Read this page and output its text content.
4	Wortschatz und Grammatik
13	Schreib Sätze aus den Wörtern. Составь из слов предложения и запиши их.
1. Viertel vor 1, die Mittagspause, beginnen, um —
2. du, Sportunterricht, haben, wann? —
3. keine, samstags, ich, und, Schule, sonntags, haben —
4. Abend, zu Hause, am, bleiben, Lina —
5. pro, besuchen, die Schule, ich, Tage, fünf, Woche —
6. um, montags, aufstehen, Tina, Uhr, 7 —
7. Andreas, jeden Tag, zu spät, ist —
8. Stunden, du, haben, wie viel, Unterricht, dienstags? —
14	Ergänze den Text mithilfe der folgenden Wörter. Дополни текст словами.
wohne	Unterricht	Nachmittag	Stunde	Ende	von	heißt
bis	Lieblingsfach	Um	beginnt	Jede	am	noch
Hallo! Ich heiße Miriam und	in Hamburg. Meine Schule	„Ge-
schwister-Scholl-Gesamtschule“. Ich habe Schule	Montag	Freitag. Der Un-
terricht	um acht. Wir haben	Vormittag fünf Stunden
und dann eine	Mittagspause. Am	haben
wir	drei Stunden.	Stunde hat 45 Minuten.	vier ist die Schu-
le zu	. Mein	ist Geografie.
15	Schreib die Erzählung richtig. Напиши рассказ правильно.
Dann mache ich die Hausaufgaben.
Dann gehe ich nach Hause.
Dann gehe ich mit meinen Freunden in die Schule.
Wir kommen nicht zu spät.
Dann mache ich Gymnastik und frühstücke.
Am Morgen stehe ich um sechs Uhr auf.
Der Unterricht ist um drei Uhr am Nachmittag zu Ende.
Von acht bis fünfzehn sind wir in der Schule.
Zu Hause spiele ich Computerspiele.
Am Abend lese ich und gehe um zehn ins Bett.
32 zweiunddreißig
=-=-=-=-=
◆ WHAT YOU SHOULD DO: Transcribe the entire listing above precisely.

◆ EXERCISE RESPONSE:
Read this page and output its text content.
4	Wortschatz und Grammatik
13	Schreib Sätze aus den Wörtern. Составь из слов предложения и запиши их.
1. Viertel vor 1, die Mittagspause, beginnen, um —
2. du, Sportunterricht, haben, wann? —
3. keine, samstags, ich, und, Schule, sonntags, haben —
4. Abend, zu Hause, am, bleiben, Lina —
5. pro, besuchen, die Schule, ich, Tage, fünf, Woche —
6. um, montags, aufstehen, Tina, Uhr, 7 —
7. Andreas, jeden Tag, zu spät, ist —
8. Stunden, du, haben, wie viel, Unterricht, dienstags? —
14	Ergänze den Text mithilfe der folgenden Wörter. Дополни текст словами.
wohne	Unterricht	Nachmittag	Stunde	Ende	von	heißt
bis	Lieblingsfach	Um	beginnt	Jede	am	noch
Hallo! Ich heiße Miriam und	in Hamburg. Meine Schule	„Ge-
schwister-Scholl-Gesamtschule“. Ich habe Schule	Montag	Freitag. Der Un-
terricht	um acht. Wir haben	Vormittag fünf Stunden
und dann eine	Mittagspause. Am	haben
wir	drei Stunden.	Stunde hat 45 Minuten.	vier ist die Schu-
le zu	. Mein	ist Geografie.
15	Schreib die Erzählung richtig. Напиши рассказ правильно.
Dann mache ich die Hausaufgaben.
Dann gehe ich nach Hause.
Dann gehe ich mit meinen Freunden in die Schule.
Wir kommen nicht zu spät.
Dann mache ich Gymnastik und frühstücke.
Am Morgen stehe ich um sechs Uhr auf.
Der Unterricht ist um drei Uhr am Nachmittag zu Ende.
Von acht bis fünfzehn sind wir in der Schule.
Zu Hause spiele ich Computerspiele.
Am Abend lese ich und gehe um zehn ins Bett.
32 zweiunddreißig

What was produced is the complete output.